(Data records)
------
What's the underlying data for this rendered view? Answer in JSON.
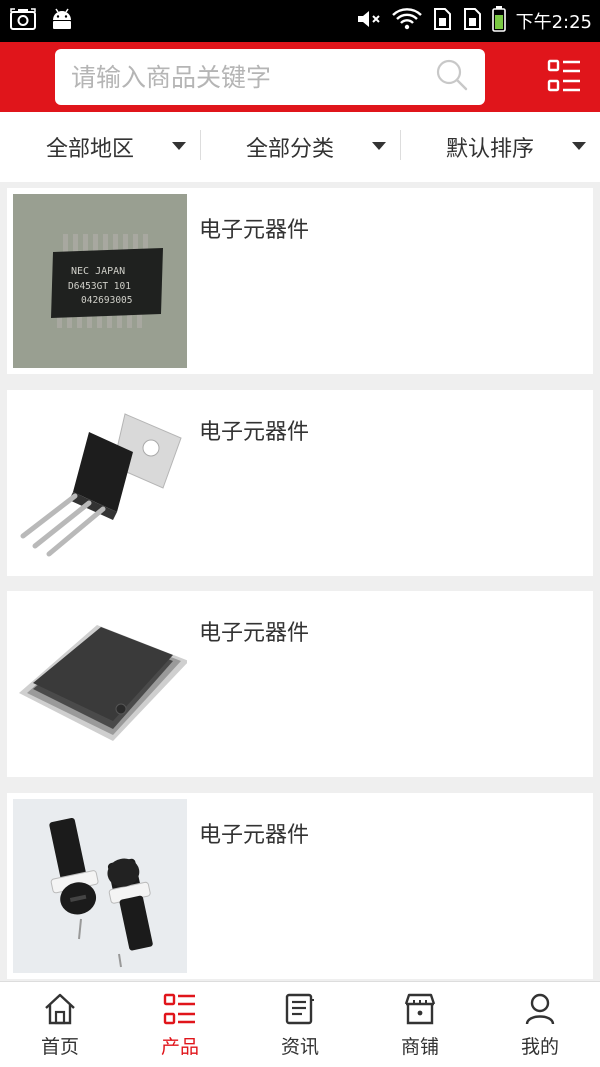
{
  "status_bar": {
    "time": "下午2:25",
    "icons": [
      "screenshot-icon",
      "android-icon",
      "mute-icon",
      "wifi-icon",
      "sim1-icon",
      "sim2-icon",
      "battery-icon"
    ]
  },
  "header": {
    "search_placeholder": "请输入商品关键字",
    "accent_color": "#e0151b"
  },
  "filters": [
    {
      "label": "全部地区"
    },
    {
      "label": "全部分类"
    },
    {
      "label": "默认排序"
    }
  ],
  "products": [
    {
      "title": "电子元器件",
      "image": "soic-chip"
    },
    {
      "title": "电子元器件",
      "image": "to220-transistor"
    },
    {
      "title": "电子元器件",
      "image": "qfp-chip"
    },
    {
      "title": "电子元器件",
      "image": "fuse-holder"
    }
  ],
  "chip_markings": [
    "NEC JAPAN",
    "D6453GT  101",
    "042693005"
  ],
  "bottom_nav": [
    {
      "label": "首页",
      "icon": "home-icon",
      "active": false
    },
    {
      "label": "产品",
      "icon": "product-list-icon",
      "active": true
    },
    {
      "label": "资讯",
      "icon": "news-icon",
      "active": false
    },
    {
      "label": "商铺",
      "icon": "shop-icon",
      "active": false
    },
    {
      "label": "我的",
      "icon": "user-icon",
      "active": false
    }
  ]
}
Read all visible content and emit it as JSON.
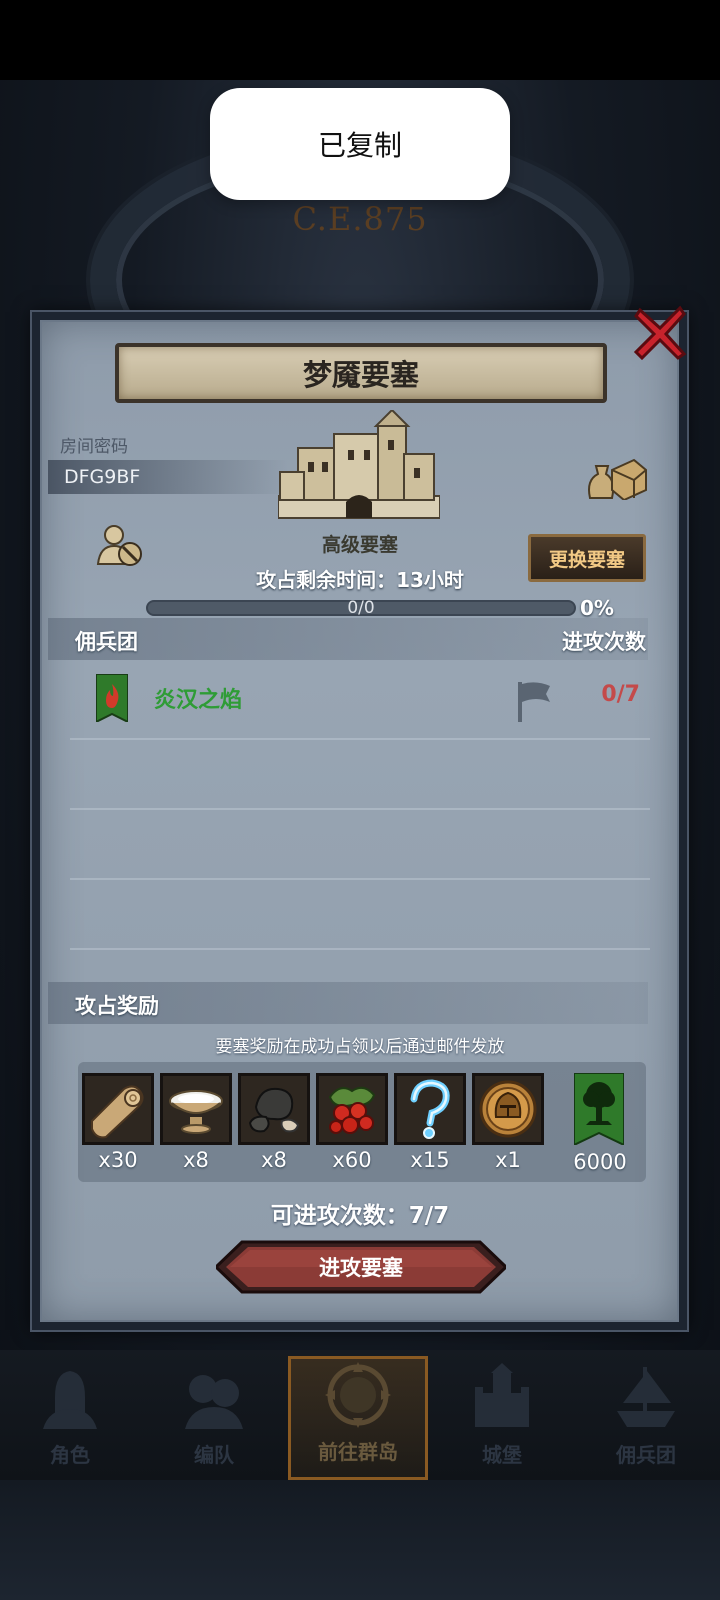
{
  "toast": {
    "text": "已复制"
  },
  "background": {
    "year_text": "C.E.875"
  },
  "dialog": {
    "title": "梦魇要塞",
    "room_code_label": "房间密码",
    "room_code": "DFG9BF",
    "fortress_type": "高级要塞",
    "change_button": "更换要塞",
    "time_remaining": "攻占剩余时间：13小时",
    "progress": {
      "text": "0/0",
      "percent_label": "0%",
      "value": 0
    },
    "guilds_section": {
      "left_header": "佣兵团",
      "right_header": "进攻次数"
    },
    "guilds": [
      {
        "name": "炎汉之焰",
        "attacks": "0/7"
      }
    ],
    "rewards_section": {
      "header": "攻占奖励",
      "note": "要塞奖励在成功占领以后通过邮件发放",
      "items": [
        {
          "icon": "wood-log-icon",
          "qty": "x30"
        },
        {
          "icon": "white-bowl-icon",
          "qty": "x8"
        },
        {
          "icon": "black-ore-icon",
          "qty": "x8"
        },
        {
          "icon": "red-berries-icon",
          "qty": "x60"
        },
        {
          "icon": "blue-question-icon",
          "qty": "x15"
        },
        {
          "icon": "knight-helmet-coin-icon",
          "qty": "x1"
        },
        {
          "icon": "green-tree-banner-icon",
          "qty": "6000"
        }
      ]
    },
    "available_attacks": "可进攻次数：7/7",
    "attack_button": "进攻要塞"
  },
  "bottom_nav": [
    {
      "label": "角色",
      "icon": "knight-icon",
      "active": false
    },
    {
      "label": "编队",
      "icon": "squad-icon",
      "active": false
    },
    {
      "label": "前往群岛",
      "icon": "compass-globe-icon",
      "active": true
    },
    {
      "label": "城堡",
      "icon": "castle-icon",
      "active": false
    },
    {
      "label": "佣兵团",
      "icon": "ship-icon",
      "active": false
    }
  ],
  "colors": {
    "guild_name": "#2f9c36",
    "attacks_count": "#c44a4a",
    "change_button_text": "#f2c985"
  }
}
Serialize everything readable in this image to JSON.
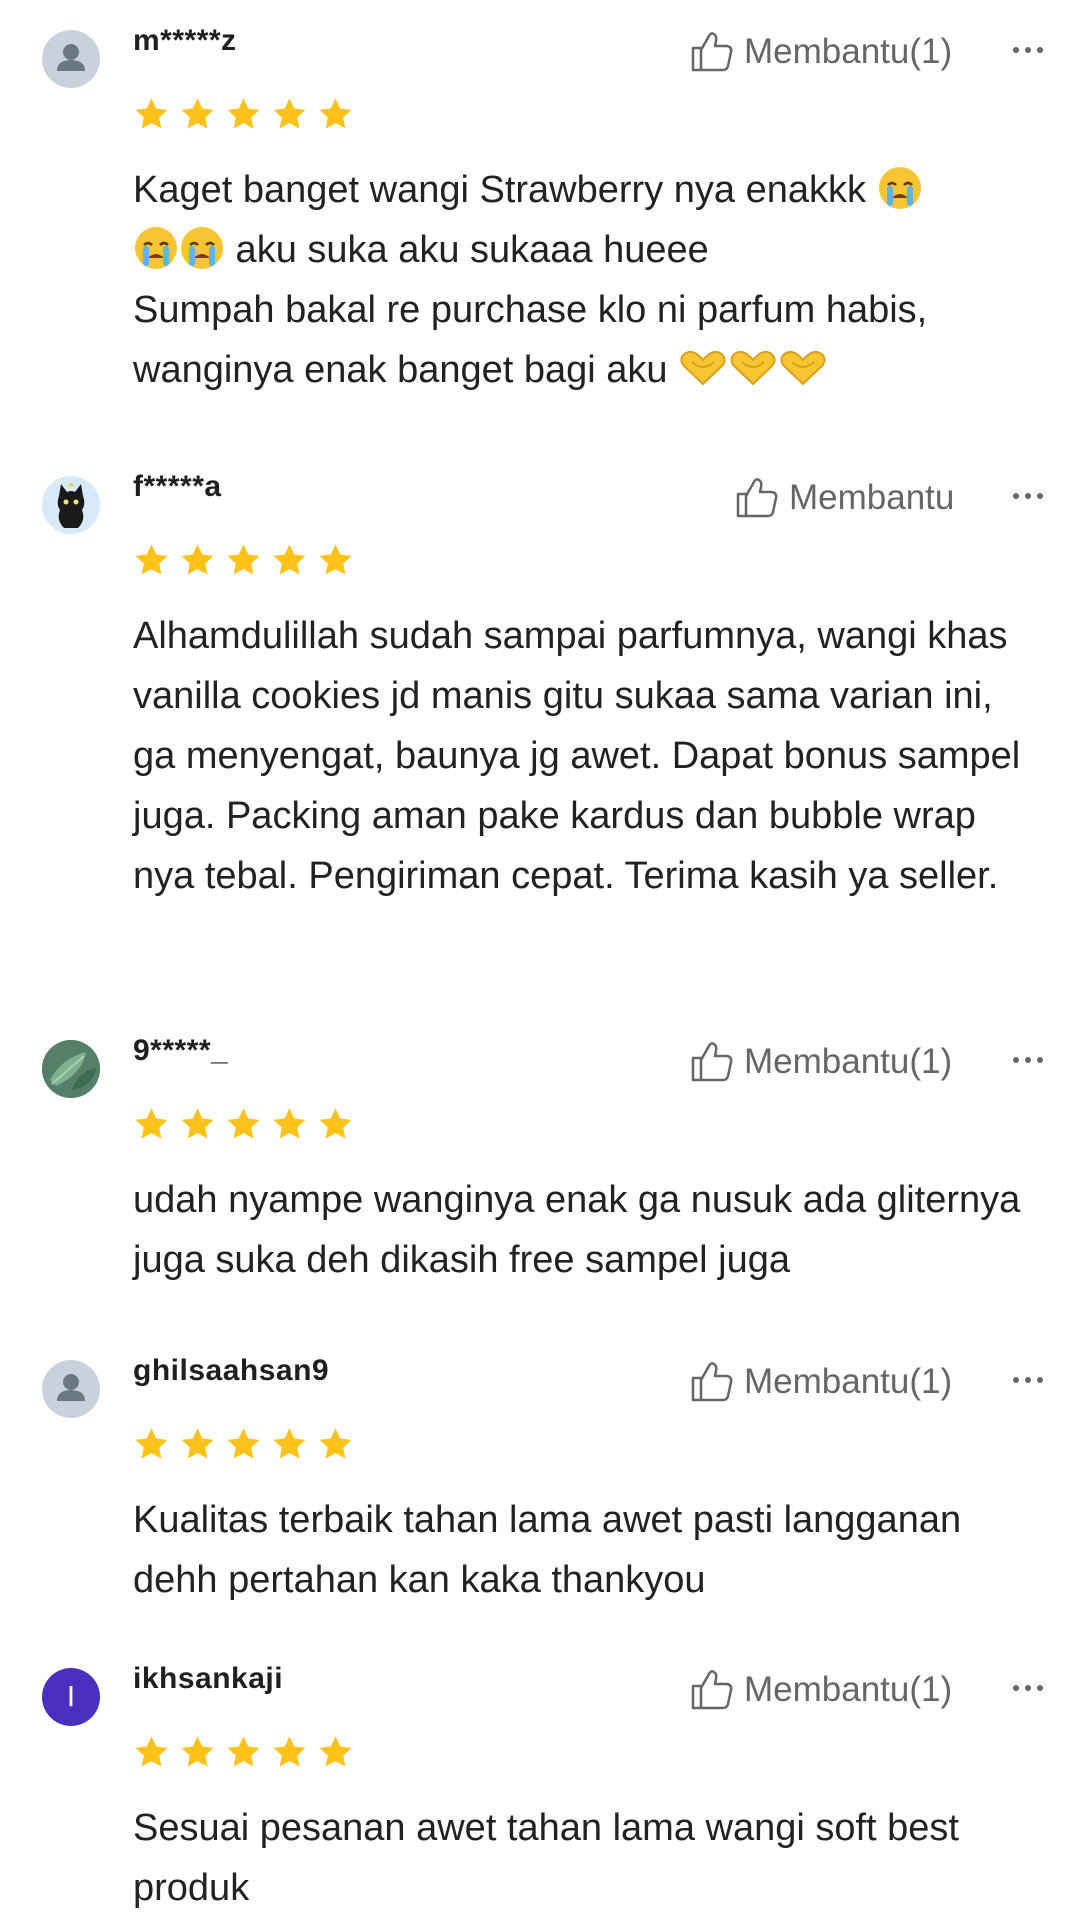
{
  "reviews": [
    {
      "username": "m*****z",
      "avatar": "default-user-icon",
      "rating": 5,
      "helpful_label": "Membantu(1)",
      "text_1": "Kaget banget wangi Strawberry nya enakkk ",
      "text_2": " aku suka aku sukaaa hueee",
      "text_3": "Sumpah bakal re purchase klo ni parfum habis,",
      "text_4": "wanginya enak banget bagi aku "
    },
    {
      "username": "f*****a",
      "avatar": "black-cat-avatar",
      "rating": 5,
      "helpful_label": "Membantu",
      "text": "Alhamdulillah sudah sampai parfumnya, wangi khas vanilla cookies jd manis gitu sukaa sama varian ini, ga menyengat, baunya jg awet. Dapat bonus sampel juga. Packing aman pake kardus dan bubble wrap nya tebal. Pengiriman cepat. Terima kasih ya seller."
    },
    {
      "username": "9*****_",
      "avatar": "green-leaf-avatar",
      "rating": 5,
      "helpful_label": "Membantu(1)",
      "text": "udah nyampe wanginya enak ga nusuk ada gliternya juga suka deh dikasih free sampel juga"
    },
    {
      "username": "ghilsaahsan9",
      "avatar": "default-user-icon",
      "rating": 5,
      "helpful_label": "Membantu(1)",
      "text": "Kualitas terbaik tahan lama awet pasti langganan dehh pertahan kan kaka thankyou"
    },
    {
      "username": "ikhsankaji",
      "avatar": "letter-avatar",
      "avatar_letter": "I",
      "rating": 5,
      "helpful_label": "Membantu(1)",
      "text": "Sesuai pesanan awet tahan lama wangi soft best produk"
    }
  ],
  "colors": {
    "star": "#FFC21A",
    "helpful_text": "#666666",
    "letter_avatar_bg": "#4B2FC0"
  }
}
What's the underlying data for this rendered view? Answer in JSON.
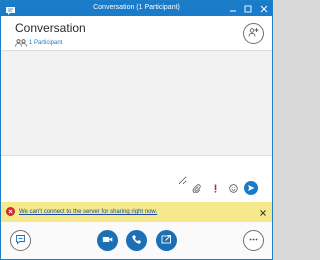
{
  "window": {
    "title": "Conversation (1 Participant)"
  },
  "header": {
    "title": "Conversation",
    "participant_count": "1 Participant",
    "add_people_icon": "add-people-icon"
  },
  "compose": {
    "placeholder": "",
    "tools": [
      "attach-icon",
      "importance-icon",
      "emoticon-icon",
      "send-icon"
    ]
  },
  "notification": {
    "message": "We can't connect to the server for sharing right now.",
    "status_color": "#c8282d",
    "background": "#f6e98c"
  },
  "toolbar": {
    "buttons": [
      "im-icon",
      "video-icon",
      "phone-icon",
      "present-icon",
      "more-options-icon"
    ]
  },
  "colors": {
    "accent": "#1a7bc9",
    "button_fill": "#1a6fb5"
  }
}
------
Copy out every line of the data that includes "banget".

      "text_1": "Kaget banget wangi Strawberry nya enakkk ",
      "text_4": "wanginya enak banget bagi aku "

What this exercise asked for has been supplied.